- Exercise brief
Locate each line containing the string "response" and copy it out.

- Records to process
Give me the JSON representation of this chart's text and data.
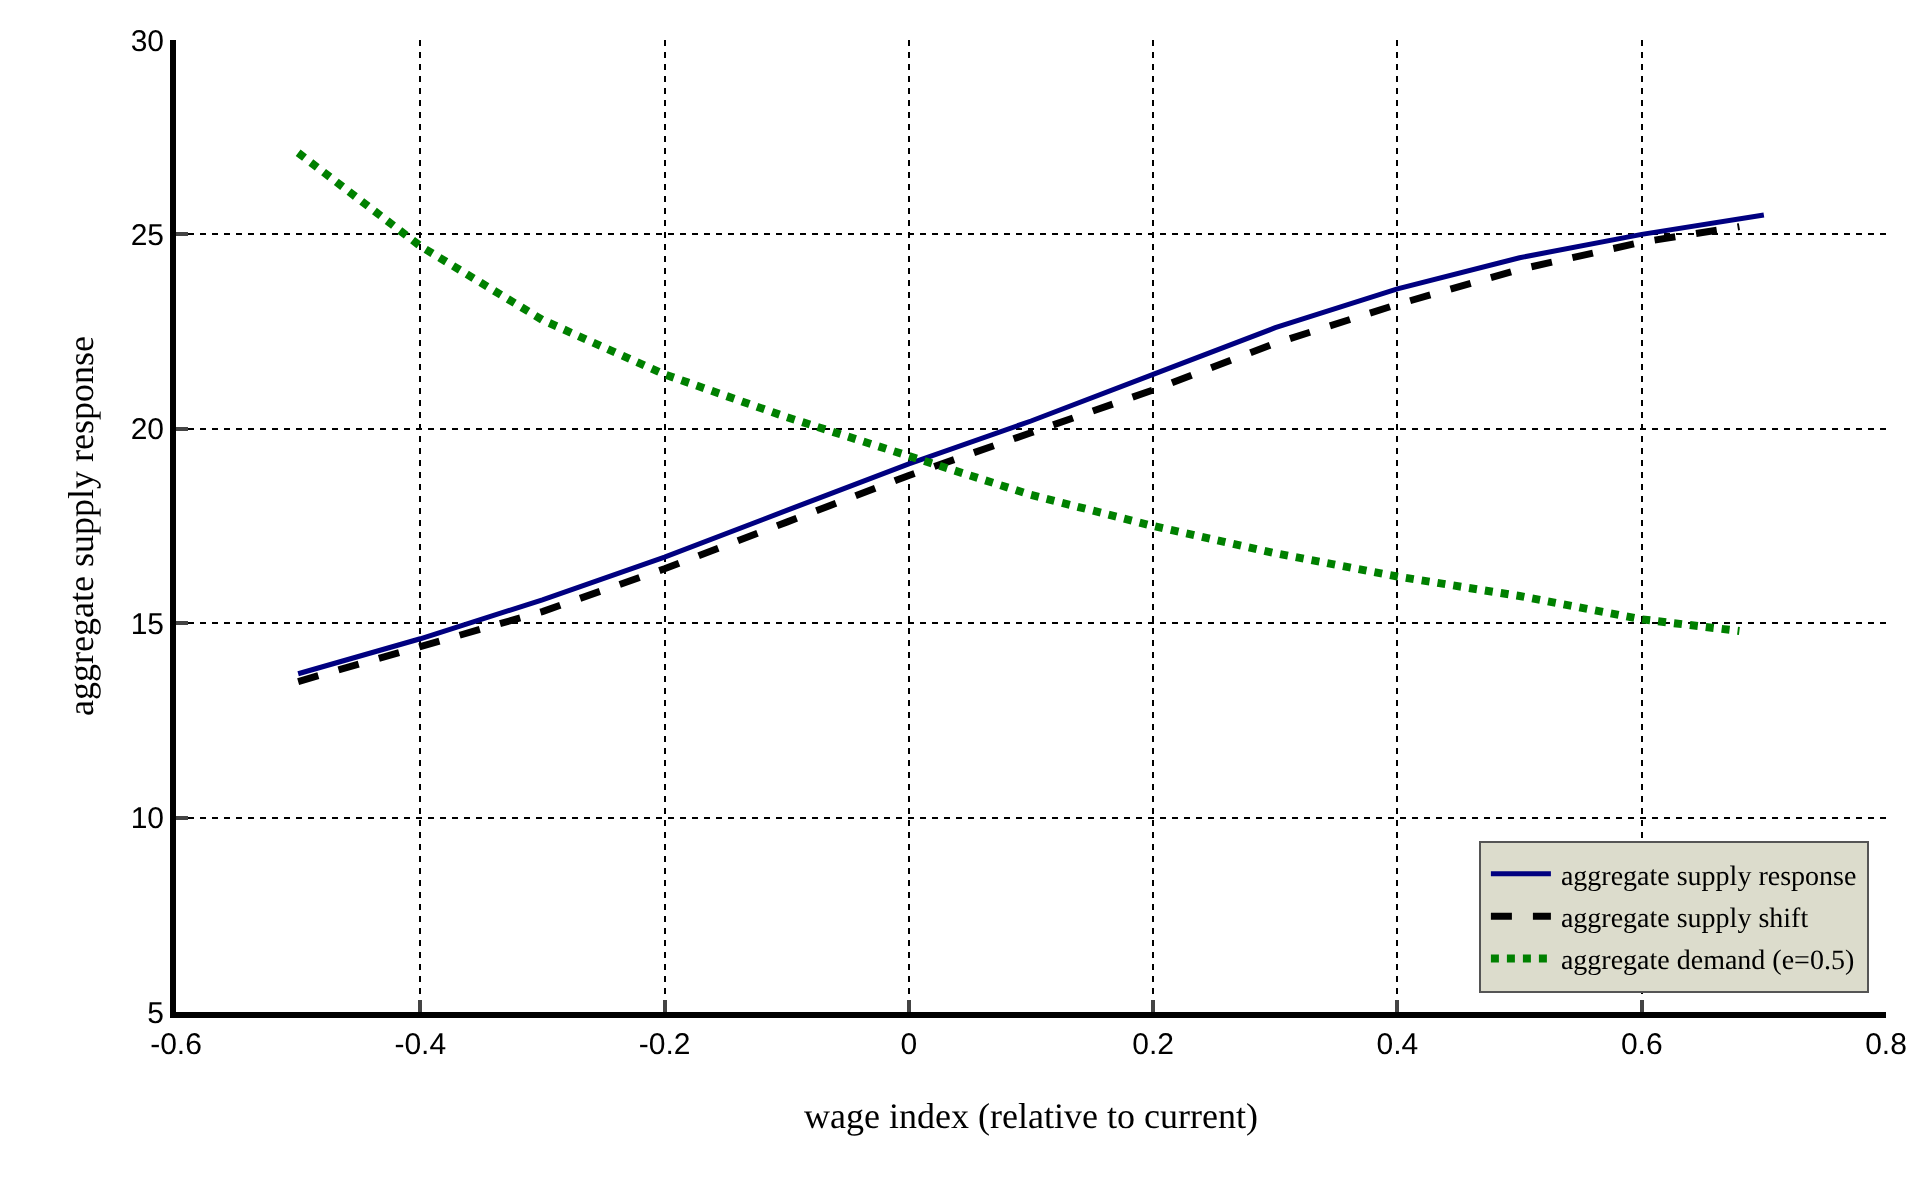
{
  "chart_data": {
    "type": "line",
    "xlabel": "wage index (relative to current)",
    "ylabel": "aggregate supply response",
    "xlim": [
      -0.6,
      0.8
    ],
    "xticks": [
      -0.6,
      -0.4,
      -0.2,
      0,
      0.2,
      0.4,
      0.6,
      0.8
    ],
    "ylim": [
      5,
      30
    ],
    "yticks": [
      5,
      10,
      15,
      20,
      25,
      30
    ],
    "grid": true,
    "legend": "bottom right",
    "marker": "none",
    "series": [
      {
        "name": "aggregate supply response",
        "color": "#000080",
        "line_style": "solid",
        "x": [
          -0.5,
          -0.4,
          -0.3,
          -0.2,
          -0.1,
          0,
          0.1,
          0.2,
          0.3,
          0.4,
          0.5,
          0.6,
          0.7
        ],
        "values": [
          13.7,
          14.6,
          15.6,
          16.7,
          17.9,
          19.1,
          20.2,
          21.4,
          22.6,
          23.6,
          24.4,
          25.0,
          25.5
        ]
      },
      {
        "name": "aggregate supply shift",
        "color": "#000000",
        "line_style": "dashed",
        "x": [
          -0.5,
          -0.4,
          -0.3,
          -0.2,
          -0.1,
          0,
          0.1,
          0.2,
          0.3,
          0.4,
          0.5,
          0.6,
          0.68
        ],
        "values": [
          13.5,
          14.4,
          15.3,
          16.4,
          17.6,
          18.8,
          19.9,
          21.0,
          22.2,
          23.2,
          24.1,
          24.8,
          25.2
        ]
      },
      {
        "name": "aggregate demand (e=0.5)",
        "color": "#008000",
        "line_style": "dotted",
        "x": [
          -0.5,
          -0.45,
          -0.4,
          -0.3,
          -0.2,
          -0.1,
          0,
          0.1,
          0.2,
          0.3,
          0.4,
          0.5,
          0.6,
          0.68
        ],
        "values": [
          27.1,
          25.9,
          24.7,
          22.8,
          21.4,
          20.3,
          19.3,
          18.3,
          17.5,
          16.8,
          16.2,
          15.7,
          15.1,
          14.8
        ]
      }
    ]
  }
}
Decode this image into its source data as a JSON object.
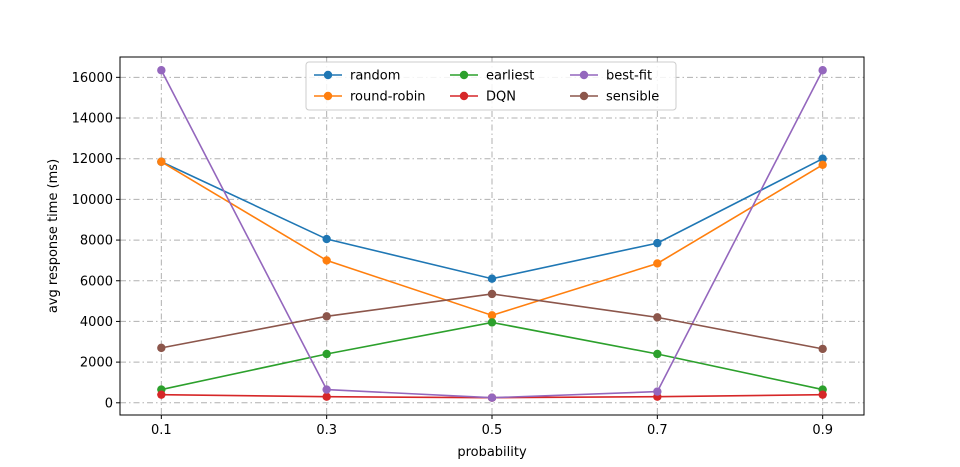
{
  "chart_data": {
    "type": "line",
    "title": "",
    "xlabel": "probability",
    "ylabel": "avg response time (ms)",
    "x": [
      0.1,
      0.3,
      0.5,
      0.7,
      0.9
    ],
    "x_tick_labels": [
      "0.1",
      "0.3",
      "0.5",
      "0.7",
      "0.9"
    ],
    "xlim": [
      0.05,
      0.95
    ],
    "ylim": [
      -600,
      17000
    ],
    "y_ticks": [
      0,
      2000,
      4000,
      6000,
      8000,
      10000,
      12000,
      14000,
      16000
    ],
    "y_tick_labels": [
      "0",
      "2000",
      "4000",
      "6000",
      "8000",
      "10000",
      "12000",
      "14000",
      "16000"
    ],
    "grid": true,
    "legend_position": "top-center",
    "series": [
      {
        "name": "random",
        "color": "#1f77b4",
        "values": [
          11850,
          8050,
          6100,
          7850,
          12000
        ]
      },
      {
        "name": "round-robin",
        "color": "#ff7f0e",
        "values": [
          11850,
          7000,
          4300,
          6850,
          11700
        ]
      },
      {
        "name": "earliest",
        "color": "#2ca02c",
        "values": [
          650,
          2400,
          3950,
          2400,
          650
        ]
      },
      {
        "name": "DQN",
        "color": "#d62728",
        "values": [
          400,
          300,
          250,
          300,
          400
        ]
      },
      {
        "name": "best-fit",
        "color": "#9467bd",
        "values": [
          16350,
          650,
          250,
          550,
          16350
        ]
      },
      {
        "name": "sensible",
        "color": "#8c564b",
        "values": [
          2700,
          4250,
          5350,
          4200,
          2650
        ]
      }
    ]
  }
}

- Answer to this task
    "ylabel": "aggregate supply response",
        "name": "aggregate supply response",
    "ylabel": "avg response time (ms)",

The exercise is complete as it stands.